▸ **Requirements**: Go through the records and extract every line with the word "marker".

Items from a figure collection

---+---

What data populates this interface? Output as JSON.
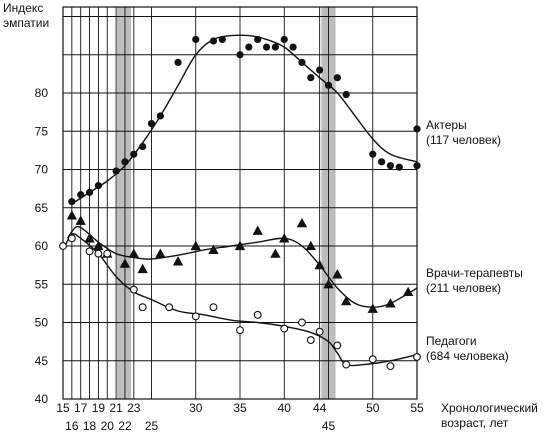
{
  "chart_data": {
    "type": "scatter",
    "ylabel": [
      "Индекс",
      "эмпатии"
    ],
    "xlabel": [
      "Хронологический",
      "возраст, лет"
    ],
    "xlim": [
      15,
      55
    ],
    "ylim": [
      40,
      90
    ],
    "x_ticks_row1": [
      "15",
      "17",
      "19",
      "21",
      "23",
      "30",
      "35",
      "40",
      "44",
      "50",
      "55"
    ],
    "x_ticks_row1_values": [
      15,
      17,
      19,
      21,
      23,
      30,
      35,
      40,
      44,
      50,
      55
    ],
    "x_ticks_row2": [
      "16",
      "18",
      "20",
      "22",
      "25",
      "45"
    ],
    "x_ticks_row2_values": [
      16,
      18,
      20,
      22,
      25,
      45
    ],
    "y_ticks": [
      "40",
      "45",
      "50",
      "55",
      "60",
      "65",
      "70",
      "75",
      "80"
    ],
    "y_ticks_values": [
      40,
      45,
      50,
      55,
      60,
      65,
      70,
      75,
      80
    ],
    "grid": true,
    "vertical_grid_x": [
      16,
      17,
      18,
      19,
      20,
      21,
      22,
      23,
      25,
      30,
      35,
      40,
      44,
      45,
      50,
      55
    ],
    "shaded_bands": [
      [
        21.1,
        22.7
      ],
      [
        44.2,
        45.8
      ]
    ],
    "series": [
      {
        "name_lines": [
          "Актеры",
          "(117 человек)"
        ],
        "marker": "filled-circle",
        "points": [
          [
            16,
            65.8
          ],
          [
            17,
            66.7
          ],
          [
            18,
            67
          ],
          [
            19,
            67.9
          ],
          [
            21,
            69.8
          ],
          [
            22,
            71
          ],
          [
            23,
            72
          ],
          [
            24,
            73
          ],
          [
            25,
            76
          ],
          [
            26,
            77
          ],
          [
            28,
            84
          ],
          [
            30,
            87
          ],
          [
            32,
            86.8
          ],
          [
            33,
            87
          ],
          [
            35,
            85
          ],
          [
            36,
            86
          ],
          [
            37,
            87
          ],
          [
            38,
            86
          ],
          [
            39,
            86
          ],
          [
            40,
            87
          ],
          [
            41,
            86
          ],
          [
            42,
            84
          ],
          [
            43,
            82
          ],
          [
            44,
            83
          ],
          [
            45,
            81
          ],
          [
            46,
            82
          ],
          [
            47,
            79.8
          ],
          [
            50,
            72
          ],
          [
            51,
            71
          ],
          [
            52,
            70.5
          ],
          [
            53,
            70.3
          ],
          [
            55,
            70.5
          ],
          [
            55,
            75.3
          ]
        ],
        "trend": [
          [
            16,
            65.5
          ],
          [
            18,
            67
          ],
          [
            20,
            68.5
          ],
          [
            22,
            70.5
          ],
          [
            24,
            73.5
          ],
          [
            26,
            77
          ],
          [
            28,
            81
          ],
          [
            30,
            85
          ],
          [
            32,
            87
          ],
          [
            34,
            87.5
          ],
          [
            36,
            87.5
          ],
          [
            38,
            87
          ],
          [
            40,
            86
          ],
          [
            42,
            84
          ],
          [
            44,
            82
          ],
          [
            46,
            80
          ],
          [
            48,
            77
          ],
          [
            50,
            74
          ],
          [
            52,
            72
          ],
          [
            55,
            71
          ]
        ]
      },
      {
        "name_lines": [
          "Врачи-терапевты",
          "(211 человек)"
        ],
        "marker": "filled-triangle",
        "points": [
          [
            16,
            64
          ],
          [
            17,
            63.3
          ],
          [
            18,
            61
          ],
          [
            19,
            60
          ],
          [
            20,
            59
          ],
          [
            22,
            57.7
          ],
          [
            23,
            59
          ],
          [
            24,
            57
          ],
          [
            26,
            59
          ],
          [
            28,
            58
          ],
          [
            30,
            60
          ],
          [
            32,
            59.5
          ],
          [
            35,
            60
          ],
          [
            37,
            62
          ],
          [
            39,
            59
          ],
          [
            40,
            61
          ],
          [
            42,
            63
          ],
          [
            43,
            60
          ],
          [
            44,
            57.5
          ],
          [
            45,
            55
          ],
          [
            46,
            56.3
          ],
          [
            47,
            52.8
          ],
          [
            50,
            51.8
          ],
          [
            52,
            52.5
          ],
          [
            54,
            54
          ]
        ],
        "trend": [
          [
            15.5,
            61
          ],
          [
            16.5,
            62.5
          ],
          [
            17.5,
            62
          ],
          [
            19,
            60.5
          ],
          [
            21,
            59
          ],
          [
            23,
            58.5
          ],
          [
            25,
            58.3
          ],
          [
            28,
            58.8
          ],
          [
            31,
            59.5
          ],
          [
            34,
            60
          ],
          [
            37,
            60.5
          ],
          [
            40,
            61
          ],
          [
            42,
            60
          ],
          [
            44,
            57.5
          ],
          [
            46,
            54.5
          ],
          [
            48,
            52.5
          ],
          [
            50,
            52
          ],
          [
            52,
            52.5
          ],
          [
            55,
            54.5
          ]
        ]
      },
      {
        "name_lines": [
          "Педагоги",
          "(684 человека)"
        ],
        "marker": "open-circle",
        "points": [
          [
            15,
            60
          ],
          [
            16,
            61
          ],
          [
            18,
            59.3
          ],
          [
            19,
            59
          ],
          [
            20,
            59
          ],
          [
            23,
            54.3
          ],
          [
            24,
            52
          ],
          [
            27,
            52
          ],
          [
            30,
            50.8
          ],
          [
            32,
            52
          ],
          [
            35,
            49
          ],
          [
            37,
            51
          ],
          [
            40,
            49.2
          ],
          [
            42,
            50
          ],
          [
            43,
            47.7
          ],
          [
            44,
            48.8
          ],
          [
            46,
            47
          ],
          [
            47,
            44.5
          ],
          [
            50,
            45.2
          ],
          [
            52,
            44.3
          ],
          [
            55,
            45.5
          ]
        ],
        "trend": [
          [
            15,
            59.5
          ],
          [
            16,
            61.5
          ],
          [
            17,
            61
          ],
          [
            19,
            59
          ],
          [
            21,
            56
          ],
          [
            23,
            54
          ],
          [
            25,
            53
          ],
          [
            28,
            51.5
          ],
          [
            31,
            51
          ],
          [
            34,
            50.3
          ],
          [
            37,
            50
          ],
          [
            40,
            49.5
          ],
          [
            43,
            48.7
          ],
          [
            45,
            47.5
          ],
          [
            46,
            46
          ],
          [
            47,
            44.5
          ],
          [
            49,
            44.5
          ],
          [
            52,
            45
          ],
          [
            55,
            45.8
          ]
        ]
      }
    ]
  }
}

---+---

▸ **Exercise result**:
        "marker": "filled-circle",
        "marker": "filled-triangle",
        "marker": "open-circle",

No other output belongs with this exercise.